> [Tantangan 1]: Bisakah Anda menulis ulang bagian kutipan tentang kanal YouTube koi yang dibuka dengan kata-kata berisi "Channel ini diharapkan" dan ditutup dengan "video nya ya ..", sambil menukar "forum" dengan "grup"?
> [Tantangan 2]: Bagaimana terjemahan bahasa Inggris untuk kalimat "Channel ini diharapkan menambah kecintaan kita terhadap koi klangenan di rumah." dari kutipan tentang kanal YouTube koi?
> [Tantangan 3]: Kata apa saja dalam kutipan tentang kanal YouTube koi yang ditulis seluruhnya dengan huruf kapital?

> [Kutipan untuk dibaca]:
═══

Dengan mengucap Puji Syukur kepada Allah Tuhan yang Maha Kuasa : dengan bangga kami tayang perdana di kanal Youtube

Channel ini diharapkan menambah kecintaan kita terhadap koi klangenan di rumah. Dikemas dengan cara yang santai dan unik, namun tetap informatif. 
Mohon doa restu dari teman2 KOIS forum semua, tentunya dengan harapan teman2 menyukainya (JANGAN LUPA LIKE SUBSCRIBE & SHARE, kayak yutuber2  :: ). Masukan dan input juga sangat diharapkan, yuk silakan coret-coret di forum nanti kita diskusi bareng

p.s. : termasuk menyumbangkan kolamnya untuk diacak2 team buser koispedia 
 :Eyebrows:  :Popcorn:  :Focus:  :Scared:  :Der:  :Couch2:  :Blabla:  :Love:  :Thumb:  :Washing:  :Cheer2:  :Target:  :Behindsofa:  :Fish:  :Drum:

----------


## Modzlankers

Siap om, ozin subscribe, update teus video nya ya ..

═══

> [Informasi tersedia]:
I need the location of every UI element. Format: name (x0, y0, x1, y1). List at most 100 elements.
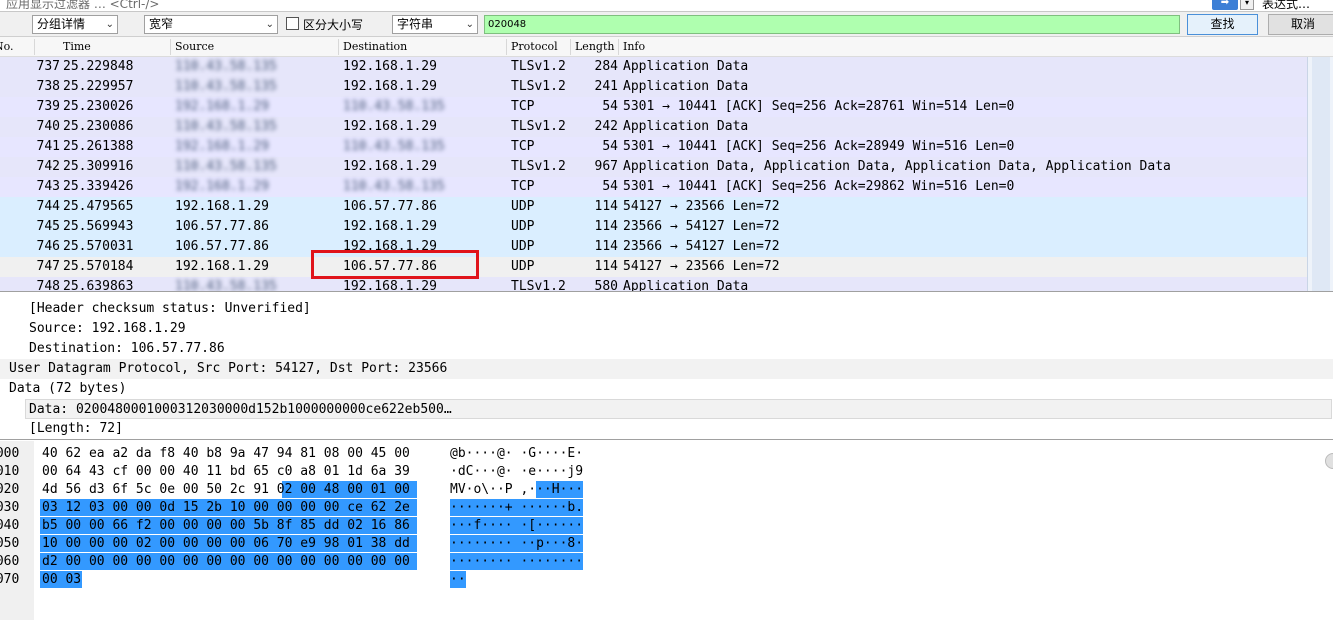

═══

> [Jawaban lengkap 1]:
Channel ini diharapkan menambah kecintaan kita terhadap koi klangenan di rumah. Dikemas dengan cara yang santai dan unik, namun tetap informatif. 
Mohon doa restu dari teman2 KOIS grup semua, tentunya dengan harapan teman2 menyukainya (JANGAN LUPA LIKE SUBSCRIBE & SHARE, kayak yutuber2  :: ). Masukan dan input juga sangat diharapkan, yuk silakan coret-coret di grup nanti kita diskusi bareng

p.s. : termasuk menyumbangkan kolamnya untuk diacak2 team buser koispedia 
 :Eyebrows:  :Popcorn:  :Focus:  :Scared:  :Der:  :Couch2:  :Blabla:  :Love:  :Thumb:  :Washing:  :Cheer2:  :Target:  :Behindsofa:  :Fish:  :Drum:

----------


## Modzlankers

Siap om, ozin subscribe, update teus video nya ya ..

> [Jawaban lengkap 2]: This channel is hoped to increase our love for the pet koi we keep at home.

> [Jawaban lengkap 3]: KOIS, JANGAN, LUPA, LIKE, SUBSCRIBE, SHARE